▼
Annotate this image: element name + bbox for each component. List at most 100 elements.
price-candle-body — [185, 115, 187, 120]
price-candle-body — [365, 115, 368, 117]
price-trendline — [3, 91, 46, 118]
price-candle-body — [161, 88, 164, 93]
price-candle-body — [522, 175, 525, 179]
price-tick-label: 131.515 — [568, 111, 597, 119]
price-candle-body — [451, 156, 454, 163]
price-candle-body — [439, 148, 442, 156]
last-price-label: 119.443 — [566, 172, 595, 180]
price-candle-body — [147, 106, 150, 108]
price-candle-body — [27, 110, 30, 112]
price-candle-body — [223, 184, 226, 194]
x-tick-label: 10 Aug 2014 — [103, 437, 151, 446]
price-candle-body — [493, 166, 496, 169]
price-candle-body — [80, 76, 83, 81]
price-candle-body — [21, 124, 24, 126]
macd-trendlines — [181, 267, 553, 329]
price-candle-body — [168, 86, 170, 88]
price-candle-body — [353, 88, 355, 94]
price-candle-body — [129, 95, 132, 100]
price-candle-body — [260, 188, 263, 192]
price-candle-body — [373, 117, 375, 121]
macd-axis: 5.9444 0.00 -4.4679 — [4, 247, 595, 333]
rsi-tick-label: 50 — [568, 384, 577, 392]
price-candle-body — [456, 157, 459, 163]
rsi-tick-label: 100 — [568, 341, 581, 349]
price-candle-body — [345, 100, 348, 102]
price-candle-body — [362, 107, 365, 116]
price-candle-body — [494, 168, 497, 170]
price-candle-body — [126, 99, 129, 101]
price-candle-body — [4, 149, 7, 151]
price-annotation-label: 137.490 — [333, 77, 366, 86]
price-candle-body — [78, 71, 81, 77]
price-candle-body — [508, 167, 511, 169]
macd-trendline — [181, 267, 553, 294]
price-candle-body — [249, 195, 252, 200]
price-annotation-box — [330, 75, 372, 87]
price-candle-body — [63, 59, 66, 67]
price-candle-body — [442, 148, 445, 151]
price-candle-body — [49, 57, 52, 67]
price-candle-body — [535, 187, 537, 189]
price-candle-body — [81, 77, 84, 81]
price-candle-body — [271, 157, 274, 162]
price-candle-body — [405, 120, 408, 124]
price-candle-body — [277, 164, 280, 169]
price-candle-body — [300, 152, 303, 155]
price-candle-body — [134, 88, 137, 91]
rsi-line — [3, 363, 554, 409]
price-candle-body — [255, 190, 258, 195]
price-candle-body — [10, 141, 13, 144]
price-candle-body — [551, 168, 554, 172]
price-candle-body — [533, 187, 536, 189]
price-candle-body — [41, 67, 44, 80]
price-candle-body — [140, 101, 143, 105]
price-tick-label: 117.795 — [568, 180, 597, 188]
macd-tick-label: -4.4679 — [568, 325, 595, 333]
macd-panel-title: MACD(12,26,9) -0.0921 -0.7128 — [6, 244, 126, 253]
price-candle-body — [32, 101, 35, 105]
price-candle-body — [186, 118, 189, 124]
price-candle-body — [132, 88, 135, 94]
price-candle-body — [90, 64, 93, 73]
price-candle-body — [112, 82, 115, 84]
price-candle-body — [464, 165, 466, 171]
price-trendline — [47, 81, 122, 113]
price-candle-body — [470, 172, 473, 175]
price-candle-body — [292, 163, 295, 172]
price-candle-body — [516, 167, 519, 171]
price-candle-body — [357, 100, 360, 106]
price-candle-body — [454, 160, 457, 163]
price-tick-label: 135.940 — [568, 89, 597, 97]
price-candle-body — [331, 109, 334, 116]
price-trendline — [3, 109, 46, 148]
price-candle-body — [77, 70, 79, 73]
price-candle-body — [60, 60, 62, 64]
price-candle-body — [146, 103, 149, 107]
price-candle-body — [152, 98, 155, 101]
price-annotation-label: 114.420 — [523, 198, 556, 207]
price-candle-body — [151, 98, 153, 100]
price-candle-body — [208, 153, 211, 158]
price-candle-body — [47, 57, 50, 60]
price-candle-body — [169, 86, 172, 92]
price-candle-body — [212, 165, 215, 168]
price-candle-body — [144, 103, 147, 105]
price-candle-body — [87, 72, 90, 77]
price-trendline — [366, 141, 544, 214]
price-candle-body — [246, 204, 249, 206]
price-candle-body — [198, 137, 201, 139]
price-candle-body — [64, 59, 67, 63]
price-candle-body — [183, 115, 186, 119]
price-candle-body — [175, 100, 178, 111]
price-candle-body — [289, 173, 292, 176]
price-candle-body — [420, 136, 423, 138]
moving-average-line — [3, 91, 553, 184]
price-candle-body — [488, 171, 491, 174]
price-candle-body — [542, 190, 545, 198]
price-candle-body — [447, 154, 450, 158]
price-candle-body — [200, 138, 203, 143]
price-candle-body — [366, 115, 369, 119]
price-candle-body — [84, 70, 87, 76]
▲
TASK REQUIREMENTS. Pick out every line of the material above that contains the string "annotation" and copy each one. Case counts.

WRITTEN RESPONSE.
price-annotation-label: 137.490 — [333, 77, 366, 86]
price-annotation-box — [330, 75, 372, 87]
price-annotation-label: 114.420 — [523, 198, 556, 207]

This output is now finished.